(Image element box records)
------------------------------------------------

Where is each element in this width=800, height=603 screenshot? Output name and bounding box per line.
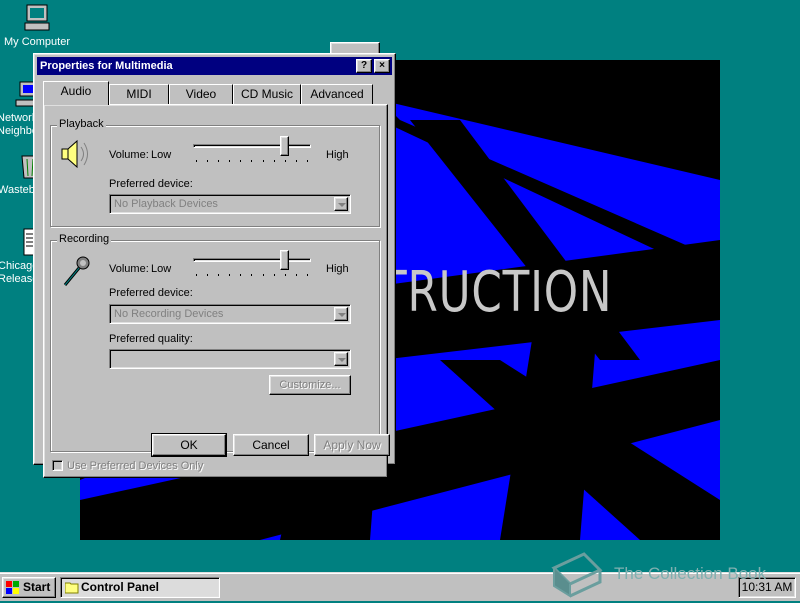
book-icon	[548, 552, 604, 603]
recording-quality-select[interactable]	[109, 349, 351, 369]
windows-logo-icon	[6, 581, 20, 600]
ok-button[interactable]: OK	[151, 433, 227, 457]
tab-audio[interactable]: Audio	[43, 81, 109, 105]
tab-advanced[interactable]: Advanced	[301, 84, 373, 104]
recording-volume-slider[interactable]	[279, 250, 289, 270]
playback-volume-label: Volume:	[109, 149, 149, 161]
recording-device-value: No Recording Devices	[114, 308, 224, 320]
recording-volume-track	[193, 258, 311, 262]
recording-device-select[interactable]: No Recording Devices	[109, 304, 351, 324]
microphone-icon	[59, 253, 95, 289]
computer-icon	[21, 2, 53, 34]
recording-volume-label: Volume:	[109, 263, 149, 275]
playback-legend: Playback	[57, 118, 106, 130]
taskbar-item-control-panel[interactable]: Control Panel	[60, 577, 220, 598]
recording-legend: Recording	[57, 233, 112, 245]
recording-volume-high: High	[326, 263, 349, 275]
playback-device-value: No Playback Devices	[114, 198, 218, 210]
playback-volume-ticks	[196, 160, 308, 164]
desktop-icon-label: My Computer	[3, 36, 71, 48]
tab-strip: Audio MIDI Video CD Music Advanced	[43, 81, 383, 105]
playback-device-label: Preferred device:	[109, 178, 193, 190]
close-button[interactable]: ×	[374, 59, 390, 73]
audio-tab-panel: Playback Volume: Low High Preferred devi…	[43, 104, 388, 478]
desktop-icon-label: Network Neighborhood	[0, 112, 52, 137]
cancel-button[interactable]: Cancel	[233, 434, 309, 456]
dialog-title: Properties for Multimedia	[40, 60, 173, 72]
recording-volume-ticks	[196, 274, 308, 278]
use-preferred-checkbox[interactable]	[52, 460, 63, 471]
tab-midi[interactable]: MIDI	[109, 84, 169, 104]
playback-group: Playback Volume: Low High Preferred devi…	[50, 118, 380, 227]
dialog-titlebar[interactable]: Properties for Multimedia ? ×	[37, 57, 392, 75]
speaker-icon	[59, 138, 95, 170]
playback-volume-slider[interactable]	[279, 136, 289, 156]
help-button[interactable]: ?	[356, 59, 372, 73]
use-preferred-label: Use Preferred Devices Only	[67, 460, 204, 472]
multimedia-properties-dialog: Properties for Multimedia ? × Audio MIDI…	[33, 53, 396, 478]
chevron-down-icon[interactable]	[334, 197, 348, 211]
playback-device-select[interactable]: No Playback Devices	[109, 194, 351, 214]
recording-device-label: Preferred device:	[109, 287, 193, 299]
chevron-down-icon[interactable]	[334, 307, 348, 321]
folder-icon	[64, 581, 79, 600]
start-label: Start	[23, 580, 51, 594]
tab-video[interactable]: Video	[169, 84, 233, 104]
tab-cd-music[interactable]: CD Music	[233, 84, 301, 104]
wallpaper-text: TRUCTION	[380, 260, 613, 325]
taskbar-item-label: Control Panel	[81, 580, 160, 594]
playback-volume-high: High	[326, 149, 349, 161]
playback-volume-low: Low	[151, 149, 172, 161]
playback-volume-track	[193, 144, 311, 148]
apply-now-button[interactable]: Apply Now	[314, 434, 390, 456]
recording-volume-low: Low	[151, 263, 172, 275]
watermark-text: The Collection Book	[614, 564, 767, 583]
desktop-icon-my-computer[interactable]: My Computer	[2, 2, 72, 48]
recording-group: Recording Volume: Low High Preferred dev…	[50, 233, 380, 452]
start-button[interactable]: Start	[2, 577, 56, 598]
customize-button[interactable]: Customize...	[269, 375, 351, 395]
chevron-down-icon[interactable]	[334, 352, 348, 366]
recording-quality-label: Preferred quality:	[109, 333, 193, 345]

------------------------------------------------

How many lines of the records contain the string "Control"? Case counts. Give only the number.

2